**Short exercise**.
Below are some records. Copy every line in them that holds "xlabel".
========================
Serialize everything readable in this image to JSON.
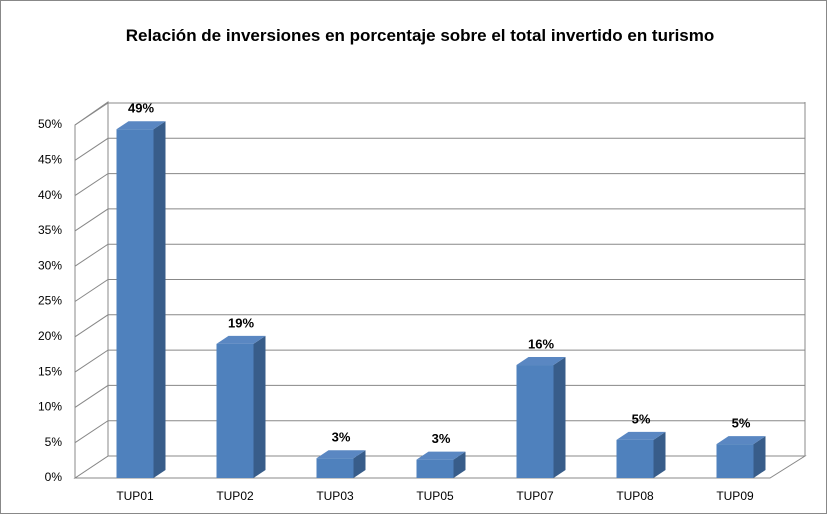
{
  "chart_data": {
    "type": "bar3d",
    "title": "Relación de inversiones en porcentaje sobre el total invertido en turismo",
    "categories": [
      "TUP01",
      "TUP02",
      "TUP03",
      "TUP05",
      "TUP07",
      "TUP08",
      "TUP09"
    ],
    "values": [
      49.4,
      19,
      2.8,
      2.6,
      16,
      5.4,
      4.8
    ],
    "value_labels": [
      "49%",
      "19%",
      "3%",
      "3%",
      "16%",
      "5%",
      "5%"
    ],
    "color": "#4f81bd",
    "ylim": [
      0,
      50
    ],
    "yticks": [
      {
        "value": 0,
        "label": "0%"
      },
      {
        "value": 5,
        "label": "5%"
      },
      {
        "value": 10,
        "label": "10%"
      },
      {
        "value": 15,
        "label": "15%"
      },
      {
        "value": 20,
        "label": "20%"
      },
      {
        "value": 25,
        "label": "25%"
      },
      {
        "value": 30,
        "label": "30%"
      },
      {
        "value": 35,
        "label": "35%"
      },
      {
        "value": 40,
        "label": "40%"
      },
      {
        "value": 45,
        "label": "45%"
      },
      {
        "value": 50,
        "label": "50%"
      }
    ],
    "grid": true
  }
}
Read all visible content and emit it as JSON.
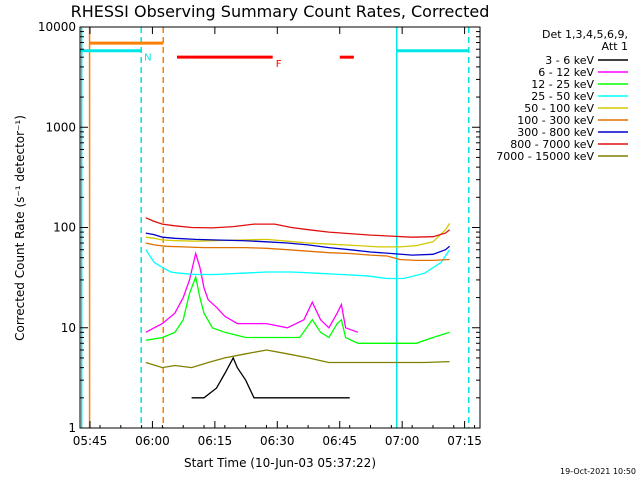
{
  "chart_data": {
    "type": "line",
    "title": "RHESSI Observing Summary Count Rates, Corrected",
    "xlabel": "Start Time (10-Jun-03 05:37:22)",
    "ylabel": "Corrected Count Rate (s⁻¹ detector⁻¹)",
    "ylog": true,
    "ylim": [
      1,
      10000
    ],
    "xlim_minutes": [
      5.2,
      101.3
    ],
    "x_tick_labels": [
      "05:45",
      "06:00",
      "06:15",
      "06:30",
      "06:45",
      "07:00",
      "07:15"
    ],
    "x_ticks_minutes": [
      7.6,
      22.6,
      37.6,
      52.6,
      67.6,
      82.6,
      97.6
    ],
    "y_tick_labels": [
      "1",
      "10",
      "100",
      "1000",
      "10000"
    ],
    "y_ticks": [
      1,
      10,
      100,
      1000,
      10000
    ],
    "legend": {
      "placement": "right",
      "header1": "Det 1,3,4,5,6,9,",
      "header2": "Att 1",
      "entries": [
        {
          "label": "3 - 6 keV",
          "color": "#000000"
        },
        {
          "label": "6 - 12 keV",
          "color": "#ff00ff"
        },
        {
          "label": "12 - 25 keV",
          "color": "#00ff00"
        },
        {
          "label": "25 - 50 keV",
          "color": "#00ffff"
        },
        {
          "label": "50 - 100 keV",
          "color": "#d4c800"
        },
        {
          "label": "100 - 300 keV",
          "color": "#e07000"
        },
        {
          "label": "300 - 800 keV",
          "color": "#0000cc"
        },
        {
          "label": "800 - 7000 keV",
          "color": "#e01010"
        },
        {
          "label": "7000 - 15000 keV",
          "color": "#808000"
        }
      ]
    },
    "series": [
      {
        "name": "3 - 6 keV",
        "color": "#000000",
        "points": [
          [
            32,
            2
          ],
          [
            35,
            2
          ],
          [
            38,
            2.5
          ],
          [
            40,
            3.5
          ],
          [
            42,
            5
          ],
          [
            43,
            4
          ],
          [
            45,
            3
          ],
          [
            47,
            2
          ],
          [
            50,
            2
          ],
          [
            55,
            2
          ],
          [
            60,
            2
          ],
          [
            65,
            2
          ],
          [
            70,
            2
          ]
        ]
      },
      {
        "name": "6 - 12 keV",
        "color": "#ff00ff",
        "points": [
          [
            21,
            9
          ],
          [
            23,
            10
          ],
          [
            25,
            11
          ],
          [
            28,
            14
          ],
          [
            30,
            20
          ],
          [
            31.5,
            30
          ],
          [
            33,
            55
          ],
          [
            34,
            40
          ],
          [
            35,
            25
          ],
          [
            36,
            19
          ],
          [
            38,
            16
          ],
          [
            40,
            13
          ],
          [
            43,
            11
          ],
          [
            46,
            11
          ],
          [
            50,
            11
          ],
          [
            55,
            10
          ],
          [
            59,
            12
          ],
          [
            61,
            18
          ],
          [
            63,
            12
          ],
          [
            65,
            10
          ],
          [
            67,
            14
          ],
          [
            68,
            17
          ],
          [
            69,
            10
          ],
          [
            72,
            9
          ]
        ]
      },
      {
        "name": "12 - 25 keV",
        "color": "#00ff00",
        "points": [
          [
            21,
            7.5
          ],
          [
            25,
            8
          ],
          [
            28,
            9
          ],
          [
            30,
            12
          ],
          [
            31.5,
            22
          ],
          [
            33,
            32
          ],
          [
            34,
            20
          ],
          [
            35,
            14
          ],
          [
            37,
            10
          ],
          [
            40,
            9
          ],
          [
            45,
            8
          ],
          [
            50,
            8
          ],
          [
            55,
            8
          ],
          [
            58,
            8
          ],
          [
            61,
            12
          ],
          [
            63,
            9
          ],
          [
            65,
            8
          ],
          [
            67,
            11
          ],
          [
            68,
            12
          ],
          [
            69,
            8
          ],
          [
            72,
            7
          ],
          [
            80,
            7
          ],
          [
            86,
            7
          ],
          [
            90,
            8
          ],
          [
            94,
            9
          ]
        ]
      },
      {
        "name": "25 - 50 keV",
        "color": "#00ffff",
        "points": [
          [
            21,
            60
          ],
          [
            23,
            45
          ],
          [
            25,
            40
          ],
          [
            27,
            36
          ],
          [
            29,
            35
          ],
          [
            33,
            34
          ],
          [
            38,
            34
          ],
          [
            44,
            35
          ],
          [
            50,
            36
          ],
          [
            56,
            36
          ],
          [
            62,
            35
          ],
          [
            68,
            34
          ],
          [
            74,
            33
          ],
          [
            79,
            31
          ],
          [
            83,
            31
          ],
          [
            88,
            35
          ],
          [
            92,
            45
          ],
          [
            94,
            60
          ]
        ]
      },
      {
        "name": "50 - 100 keV",
        "color": "#d4c800",
        "points": [
          [
            21,
            80
          ],
          [
            23,
            78
          ],
          [
            25,
            75
          ],
          [
            28,
            74
          ],
          [
            33,
            73
          ],
          [
            38,
            74
          ],
          [
            44,
            75
          ],
          [
            50,
            76
          ],
          [
            55,
            73
          ],
          [
            60,
            70
          ],
          [
            66,
            68
          ],
          [
            72,
            66
          ],
          [
            77,
            64
          ],
          [
            82,
            64
          ],
          [
            86,
            66
          ],
          [
            90,
            72
          ],
          [
            93,
            95
          ],
          [
            94,
            110
          ]
        ]
      },
      {
        "name": "100 - 300 keV",
        "color": "#e07000",
        "points": [
          [
            21,
            70
          ],
          [
            23,
            67
          ],
          [
            26,
            65
          ],
          [
            30,
            64
          ],
          [
            35,
            63
          ],
          [
            40,
            63
          ],
          [
            45,
            63
          ],
          [
            50,
            62
          ],
          [
            55,
            60
          ],
          [
            60,
            58
          ],
          [
            65,
            56
          ],
          [
            70,
            55
          ],
          [
            75,
            53
          ],
          [
            79,
            52
          ],
          [
            82,
            48
          ],
          [
            86,
            47
          ],
          [
            90,
            47
          ],
          [
            94,
            48
          ]
        ]
      },
      {
        "name": "300 - 800 keV",
        "color": "#0000cc",
        "points": [
          [
            21,
            88
          ],
          [
            23,
            85
          ],
          [
            25,
            80
          ],
          [
            28,
            78
          ],
          [
            33,
            76
          ],
          [
            38,
            75
          ],
          [
            44,
            74
          ],
          [
            50,
            72
          ],
          [
            55,
            70
          ],
          [
            60,
            67
          ],
          [
            65,
            63
          ],
          [
            70,
            60
          ],
          [
            75,
            57
          ],
          [
            80,
            55
          ],
          [
            85,
            53
          ],
          [
            90,
            54
          ],
          [
            93,
            60
          ],
          [
            94,
            65
          ]
        ]
      },
      {
        "name": "800 - 7000 keV",
        "color": "#e01010",
        "points": [
          [
            21,
            125
          ],
          [
            23,
            115
          ],
          [
            25,
            108
          ],
          [
            28,
            104
          ],
          [
            32,
            100
          ],
          [
            37,
            99
          ],
          [
            42,
            102
          ],
          [
            47,
            108
          ],
          [
            52,
            108
          ],
          [
            56,
            100
          ],
          [
            60,
            95
          ],
          [
            65,
            90
          ],
          [
            70,
            87
          ],
          [
            75,
            84
          ],
          [
            80,
            82
          ],
          [
            85,
            80
          ],
          [
            90,
            81
          ],
          [
            93,
            88
          ],
          [
            94,
            95
          ]
        ]
      },
      {
        "name": "7000 - 15000 keV",
        "color": "#808000",
        "points": [
          [
            21,
            4.5
          ],
          [
            25,
            4
          ],
          [
            28,
            4.2
          ],
          [
            32,
            4
          ],
          [
            36,
            4.5
          ],
          [
            40,
            5
          ],
          [
            45,
            5.5
          ],
          [
            50,
            6
          ],
          [
            55,
            5.5
          ],
          [
            60,
            5
          ],
          [
            65,
            4.5
          ],
          [
            70,
            4.5
          ],
          [
            76,
            4.5
          ],
          [
            82,
            4.5
          ],
          [
            88,
            4.5
          ],
          [
            94,
            4.6
          ]
        ]
      }
    ],
    "flags": [
      {
        "label": "N",
        "color": "#00e5e5",
        "ranges": [
          [
            5.2,
            19.9
          ],
          [
            81.3,
            98.6
          ]
        ],
        "value": 5800
      },
      {
        "label": "",
        "color": "#ff7f00",
        "ranges": [
          [
            7.5,
            25.2
          ]
        ],
        "value": 6900
      },
      {
        "label": "F",
        "color": "#ff0000",
        "ranges": [
          [
            28.5,
            51.5
          ],
          [
            67.6,
            71.0
          ]
        ],
        "value": 5000
      }
    ],
    "vertical_markers": [
      {
        "x": 5.6,
        "color": "#00e5e5",
        "style": "solid"
      },
      {
        "x": 7.5,
        "color": "#ff7f00",
        "style": "solid"
      },
      {
        "x": 19.9,
        "color": "#00e5e5",
        "style": "dashed"
      },
      {
        "x": 25.2,
        "color": "#ff7f00",
        "style": "dashed"
      },
      {
        "x": 81.3,
        "color": "#00e5e5",
        "style": "solid"
      },
      {
        "x": 98.6,
        "color": "#00e5e5",
        "style": "dashed"
      }
    ]
  },
  "footer_date": "19-Oct-2021 10:50"
}
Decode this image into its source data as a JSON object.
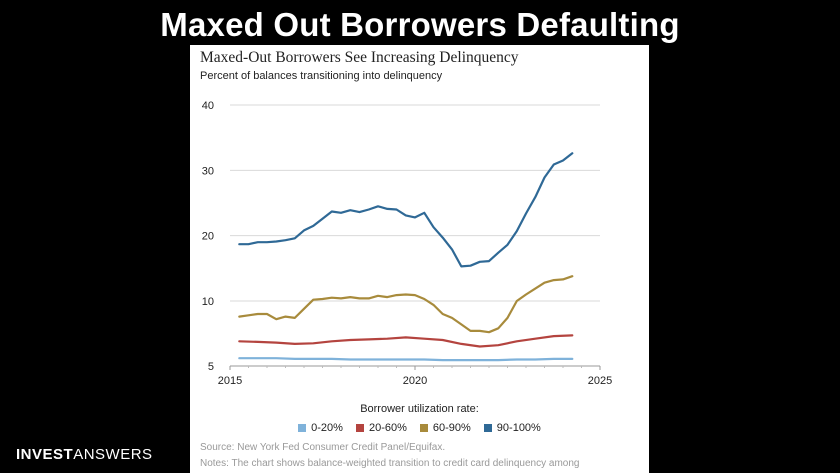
{
  "slide": {
    "title": "Maxed Out Borrowers Defaulting",
    "brand_bold": "INVEST",
    "brand_light": "ANSWERS"
  },
  "chart_data": {
    "type": "line",
    "title": "Maxed-Out Borrowers See Increasing Delinquency",
    "subtitle": "Percent of balances transitioning into delinquency",
    "xlabel": "",
    "ylabel": "",
    "xlim": [
      2015,
      2025
    ],
    "ylim": [
      5,
      40
    ],
    "x_ticks": [
      2015,
      2020,
      2025
    ],
    "y_ticks": [
      5,
      10,
      20,
      30,
      40
    ],
    "y_scale_note": "axis spacing: 5-10 half step, 10-40 linear",
    "grid": true,
    "legend_title": "Borrower utilization rate:",
    "legend_position": "bottom",
    "series": [
      {
        "name": "0-20%",
        "color": "#7fb2da",
        "points": [
          [
            2015.25,
            5.6
          ],
          [
            2015.75,
            5.6
          ],
          [
            2016.25,
            5.6
          ],
          [
            2016.75,
            5.55
          ],
          [
            2017.25,
            5.55
          ],
          [
            2017.75,
            5.55
          ],
          [
            2018.25,
            5.5
          ],
          [
            2018.75,
            5.5
          ],
          [
            2019.25,
            5.5
          ],
          [
            2019.75,
            5.5
          ],
          [
            2020.25,
            5.5
          ],
          [
            2020.75,
            5.45
          ],
          [
            2021.25,
            5.45
          ],
          [
            2021.75,
            5.45
          ],
          [
            2022.25,
            5.45
          ],
          [
            2022.75,
            5.5
          ],
          [
            2023.25,
            5.5
          ],
          [
            2023.75,
            5.55
          ],
          [
            2024.25,
            5.55
          ]
        ]
      },
      {
        "name": "20-60%",
        "color": "#b4443f",
        "points": [
          [
            2015.25,
            6.9
          ],
          [
            2015.75,
            6.85
          ],
          [
            2016.25,
            6.8
          ],
          [
            2016.75,
            6.7
          ],
          [
            2017.25,
            6.75
          ],
          [
            2017.75,
            6.9
          ],
          [
            2018.25,
            7.0
          ],
          [
            2018.75,
            7.05
          ],
          [
            2019.25,
            7.1
          ],
          [
            2019.75,
            7.2
          ],
          [
            2020.25,
            7.1
          ],
          [
            2020.75,
            7.0
          ],
          [
            2021.25,
            6.7
          ],
          [
            2021.75,
            6.5
          ],
          [
            2022.25,
            6.6
          ],
          [
            2022.75,
            6.9
          ],
          [
            2023.25,
            7.1
          ],
          [
            2023.75,
            7.3
          ],
          [
            2024.25,
            7.35
          ]
        ]
      },
      {
        "name": "60-90%",
        "color": "#a88b3c",
        "points": [
          [
            2015.25,
            8.8
          ],
          [
            2015.5,
            8.9
          ],
          [
            2015.75,
            9.0
          ],
          [
            2016.0,
            9.0
          ],
          [
            2016.25,
            8.6
          ],
          [
            2016.5,
            8.8
          ],
          [
            2016.75,
            8.7
          ],
          [
            2017.0,
            9.4
          ],
          [
            2017.25,
            10.2
          ],
          [
            2017.5,
            10.3
          ],
          [
            2017.75,
            10.5
          ],
          [
            2018.0,
            10.4
          ],
          [
            2018.25,
            10.6
          ],
          [
            2018.5,
            10.4
          ],
          [
            2018.75,
            10.4
          ],
          [
            2019.0,
            10.8
          ],
          [
            2019.25,
            10.6
          ],
          [
            2019.5,
            10.9
          ],
          [
            2019.75,
            11.0
          ],
          [
            2020.0,
            10.9
          ],
          [
            2020.25,
            10.3
          ],
          [
            2020.5,
            9.7
          ],
          [
            2020.75,
            9.0
          ],
          [
            2021.0,
            8.7
          ],
          [
            2021.25,
            8.2
          ],
          [
            2021.5,
            7.7
          ],
          [
            2021.75,
            7.7
          ],
          [
            2022.0,
            7.6
          ],
          [
            2022.25,
            7.9
          ],
          [
            2022.5,
            8.7
          ],
          [
            2022.75,
            10.0
          ],
          [
            2023.0,
            11.0
          ],
          [
            2023.25,
            11.9
          ],
          [
            2023.5,
            12.8
          ],
          [
            2023.75,
            13.2
          ],
          [
            2024.0,
            13.3
          ],
          [
            2024.25,
            13.8
          ]
        ]
      },
      {
        "name": "90-100%",
        "color": "#2f6996",
        "points": [
          [
            2015.25,
            18.7
          ],
          [
            2015.5,
            18.7
          ],
          [
            2015.75,
            19.0
          ],
          [
            2016.0,
            19.0
          ],
          [
            2016.25,
            19.1
          ],
          [
            2016.5,
            19.3
          ],
          [
            2016.75,
            19.6
          ],
          [
            2017.0,
            20.8
          ],
          [
            2017.25,
            21.5
          ],
          [
            2017.5,
            22.6
          ],
          [
            2017.75,
            23.7
          ],
          [
            2018.0,
            23.5
          ],
          [
            2018.25,
            23.9
          ],
          [
            2018.5,
            23.6
          ],
          [
            2018.75,
            24.0
          ],
          [
            2019.0,
            24.5
          ],
          [
            2019.25,
            24.1
          ],
          [
            2019.5,
            24.0
          ],
          [
            2019.75,
            23.1
          ],
          [
            2020.0,
            22.8
          ],
          [
            2020.25,
            23.5
          ],
          [
            2020.5,
            21.3
          ],
          [
            2020.75,
            19.7
          ],
          [
            2021.0,
            17.9
          ],
          [
            2021.25,
            15.3
          ],
          [
            2021.5,
            15.4
          ],
          [
            2021.75,
            16.0
          ],
          [
            2022.0,
            16.1
          ],
          [
            2022.25,
            17.4
          ],
          [
            2022.5,
            18.6
          ],
          [
            2022.75,
            20.7
          ],
          [
            2023.0,
            23.4
          ],
          [
            2023.25,
            25.9
          ],
          [
            2023.5,
            28.9
          ],
          [
            2023.75,
            30.9
          ],
          [
            2024.0,
            31.5
          ],
          [
            2024.25,
            32.6
          ]
        ]
      }
    ],
    "source": "Source: New York Fed Consumer Credit Panel/Equifax.",
    "notes": "Notes: The chart shows balance-weighted transition to credit card delinquency among"
  }
}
========================
**Reply**.
    "xlabel": "Start Time (10-Jun-03 05:37:22)",
    "xlabel": "",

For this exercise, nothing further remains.